● Text block
--- start ---

[FFmpeg-devel] [PATCH]: Change Stack Frame Limit in Cuda Context

Ben Chang benchang621 at gmail.com
Mon Feb 5 22:01:13 EET 2018


Hi,

Do we have a conclusion on whether this patch can be pushed in?

Thanks,
Ben

On Tue, Jan 30, 2018 at 4:25 PM, Ben Chang <benchang621 at gmail.com> wrote:

>
>
> On Fri, Jan 26, 2018 at 3:10 PM, Mark Thompson <sw at jkqxz.net> wrote:
>
>> On 26/01/18 20:51, Ben Chang wrote:
>> > On Fri, Jan 26, 2018 at 3:32 AM, Mark Thompson <sw at jkqxz.net> wrote:
>> >
>> >> On 26/01/18 09:06, Ben Chang wrote:
>> >>> Thanks for the review Mark.
>> >>>
>>
>> To clarify, since it is less clear now with the trimmed context: my two
>> comments about this change are completely independent.  (Given that, maybe
>> it should be split into two parts - one for hwcontext and one for nvenc?)
>
> Sorry for the delay in reply Mark; been caught up by something else.
>
>>
>
>
>> This part is about the change to NVENC:
>>
>> >>>  There are some cuda kernels in the driver that may be invoked
>> depending
>> >> on
>> >>> the nvenc operations specified in the commandline. My observation from
>> >>> looking at the nvcc statistics is that most stack frame size for these
>> >> cuda
>> >>> kernels are 0 (highest observed was 120 bytes).
>> >>
>> >> Right, that makes sense.  If Nvidia is happy that this will always
>> work in
>> >> drivers compatible with this API version (including any future ones)

--- end ---

● Extracted records
--- start ---

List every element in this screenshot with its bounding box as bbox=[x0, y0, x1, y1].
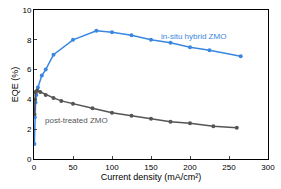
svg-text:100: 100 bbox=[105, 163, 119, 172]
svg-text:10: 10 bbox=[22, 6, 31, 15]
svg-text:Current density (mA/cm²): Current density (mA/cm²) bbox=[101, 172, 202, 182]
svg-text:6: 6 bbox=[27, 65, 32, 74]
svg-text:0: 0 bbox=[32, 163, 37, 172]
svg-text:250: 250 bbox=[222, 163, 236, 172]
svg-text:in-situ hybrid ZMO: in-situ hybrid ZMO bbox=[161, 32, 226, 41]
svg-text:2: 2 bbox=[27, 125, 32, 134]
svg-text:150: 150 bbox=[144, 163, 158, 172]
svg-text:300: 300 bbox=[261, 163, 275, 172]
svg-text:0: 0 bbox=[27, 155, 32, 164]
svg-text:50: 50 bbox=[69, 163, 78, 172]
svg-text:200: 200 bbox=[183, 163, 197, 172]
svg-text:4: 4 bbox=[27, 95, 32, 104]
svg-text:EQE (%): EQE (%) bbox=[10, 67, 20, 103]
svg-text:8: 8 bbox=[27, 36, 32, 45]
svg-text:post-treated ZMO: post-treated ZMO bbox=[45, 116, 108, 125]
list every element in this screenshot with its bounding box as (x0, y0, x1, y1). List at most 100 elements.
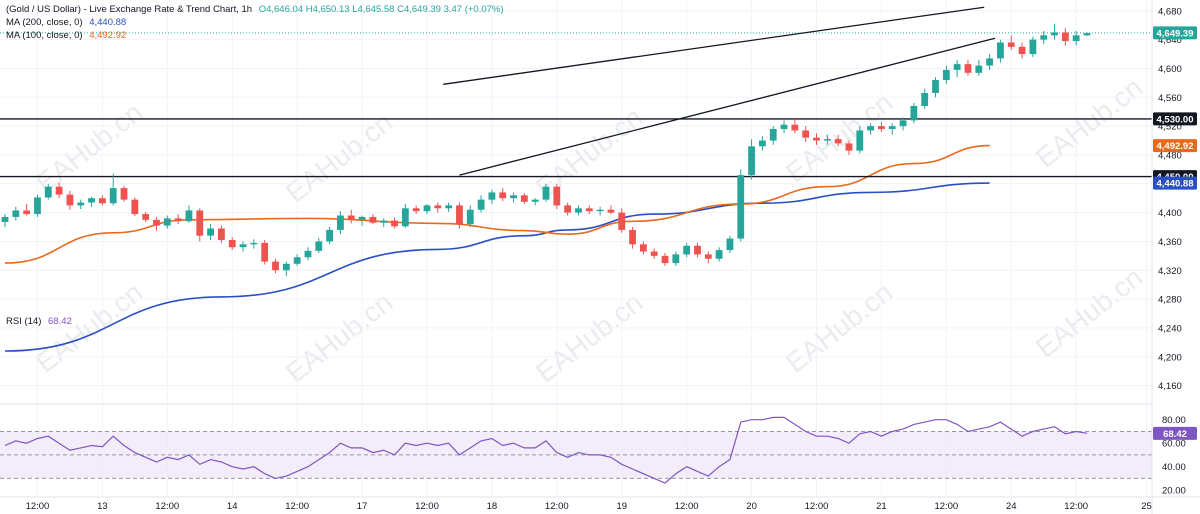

--- end ---
--- start ---

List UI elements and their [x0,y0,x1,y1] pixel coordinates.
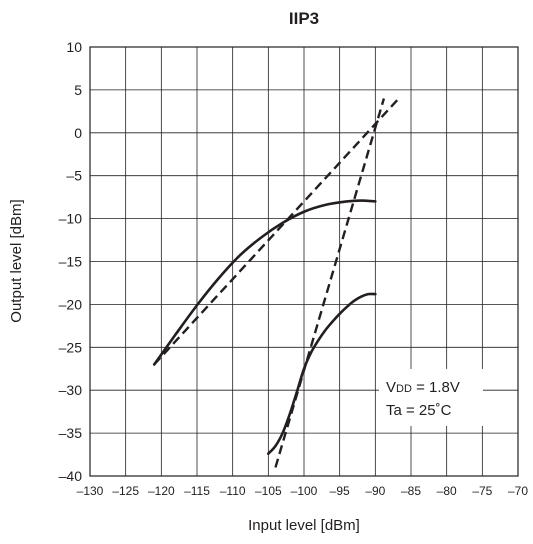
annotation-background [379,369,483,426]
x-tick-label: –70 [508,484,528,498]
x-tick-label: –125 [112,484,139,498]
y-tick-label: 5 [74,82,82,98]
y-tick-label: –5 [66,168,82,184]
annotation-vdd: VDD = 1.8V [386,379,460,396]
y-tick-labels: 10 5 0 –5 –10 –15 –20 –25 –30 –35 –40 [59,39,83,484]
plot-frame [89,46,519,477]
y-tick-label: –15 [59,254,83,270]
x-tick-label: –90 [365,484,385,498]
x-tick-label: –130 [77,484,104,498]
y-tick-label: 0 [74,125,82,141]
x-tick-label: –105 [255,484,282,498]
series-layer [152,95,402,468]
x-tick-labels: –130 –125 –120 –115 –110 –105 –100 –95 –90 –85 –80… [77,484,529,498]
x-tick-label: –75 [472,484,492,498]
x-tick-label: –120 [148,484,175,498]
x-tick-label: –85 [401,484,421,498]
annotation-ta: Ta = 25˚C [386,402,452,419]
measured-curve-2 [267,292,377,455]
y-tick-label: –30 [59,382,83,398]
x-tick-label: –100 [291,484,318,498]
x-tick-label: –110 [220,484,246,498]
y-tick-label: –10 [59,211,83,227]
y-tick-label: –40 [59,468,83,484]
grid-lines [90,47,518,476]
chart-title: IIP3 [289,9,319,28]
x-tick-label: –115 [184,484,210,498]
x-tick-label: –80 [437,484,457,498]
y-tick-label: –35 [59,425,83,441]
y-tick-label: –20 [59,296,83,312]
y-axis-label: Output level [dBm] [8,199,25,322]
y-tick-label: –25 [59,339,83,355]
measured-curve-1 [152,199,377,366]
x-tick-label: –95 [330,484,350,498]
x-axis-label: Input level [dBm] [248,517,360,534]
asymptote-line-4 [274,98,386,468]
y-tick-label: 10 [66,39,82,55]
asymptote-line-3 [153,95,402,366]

--- end ---

● What needs to be done
Continue the mailing-list thread about the CUDA stack frame limit patch from the point where it stops.

● Answer to this task
>> then
>> >> sure.
>> >>
>> > I am not saying this should be the "permanent" value for stack frame
>> size
>> > per GPU thread. However, at this moment (looking at existing cuda
>> kernels
>> > that devs have control over), I do not see this reduction as an issue.
>>
>> I think you should be confident that the chosen value here will last well
>> into the future for NVENC use.  Consider that this will end up in releases
>> - if a future Nvidia driver update happens to need a larger stack then all
>> previous releases and binaries will stop working for all users.
>>
>>
>> This part is about the change to the hwcontext device creation:
>>
>> >>>> This is technically a user-visible change, since it will apply to all
>> >> user
>> >>>> programs run on the CUDA context created here as well as those inside
>> >>>> ffmpeg.  I'm not sure how many people actually use that, though, so
>> >> maybe
>> >>>> it won't affect anyone.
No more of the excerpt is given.